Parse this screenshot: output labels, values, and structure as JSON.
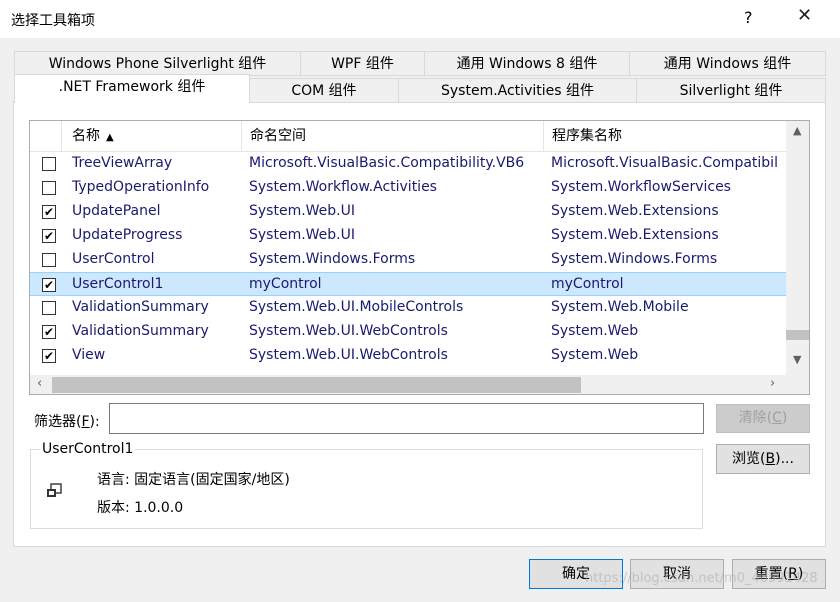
{
  "window": {
    "title": "选择工具箱项",
    "help": "?",
    "close": "✕"
  },
  "tabs_top": [
    "Windows Phone Silverlight 组件",
    "WPF 组件",
    "通用 Windows 8 组件",
    "通用 Windows 组件"
  ],
  "tabs_bottom": [
    ".NET Framework 组件",
    "COM 组件",
    "System.Activities 组件",
    "Silverlight 组件"
  ],
  "active_tab": ".NET Framework 组件",
  "table": {
    "headers": {
      "name": "名称",
      "namespace": "命名空间",
      "assembly": "程序集名称"
    },
    "sort_indicator": "▲",
    "rows": [
      {
        "checked": false,
        "name": "TreeViewArray",
        "namespace": "Microsoft.VisualBasic.Compatibility.VB6",
        "assembly": "Microsoft.VisualBasic.Compatibil"
      },
      {
        "checked": false,
        "name": "TypedOperationInfo",
        "namespace": "System.Workflow.Activities",
        "assembly": "System.WorkflowServices"
      },
      {
        "checked": true,
        "name": "UpdatePanel",
        "namespace": "System.Web.UI",
        "assembly": "System.Web.Extensions"
      },
      {
        "checked": true,
        "name": "UpdateProgress",
        "namespace": "System.Web.UI",
        "assembly": "System.Web.Extensions"
      },
      {
        "checked": false,
        "name": "UserControl",
        "namespace": "System.Windows.Forms",
        "assembly": "System.Windows.Forms"
      },
      {
        "checked": true,
        "name": "UserControl1",
        "namespace": "myControl",
        "assembly": "myControl",
        "selected": true
      },
      {
        "checked": false,
        "name": "ValidationSummary",
        "namespace": "System.Web.UI.MobileControls",
        "assembly": "System.Web.Mobile"
      },
      {
        "checked": true,
        "name": "ValidationSummary",
        "namespace": "System.Web.UI.WebControls",
        "assembly": "System.Web"
      },
      {
        "checked": true,
        "name": "View",
        "namespace": "System.Web.UI.WebControls",
        "assembly": "System.Web"
      }
    ]
  },
  "filter": {
    "label_prefix": "筛选器(",
    "label_key": "F",
    "label_suffix": "):",
    "value": ""
  },
  "buttons": {
    "clear_prefix": "清除(",
    "clear_key": "C",
    "clear_suffix": ")",
    "browse_prefix": "浏览(",
    "browse_key": "B",
    "browse_suffix": ")...",
    "ok": "确定",
    "cancel": "取消",
    "reset_prefix": "重置(",
    "reset_key": "R",
    "reset_suffix": ")"
  },
  "info": {
    "title": "UserControl1",
    "language": "语言: 固定语言(固定国家/地区)",
    "version": "版本: 1.0.0.0"
  },
  "watermark": "https://blog.csdn.net/m0_46591428",
  "colors": {
    "selection": "#cce8ff",
    "link_text": "#1a1a6e",
    "accent": "#0078d7"
  }
}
-=-=-=-=-
> _WHAT THE TASK REQUIRES_:
Tell how many lines contain the word "Silverlight", using only the number.

> _ANSWER TO THIS TASK_:
2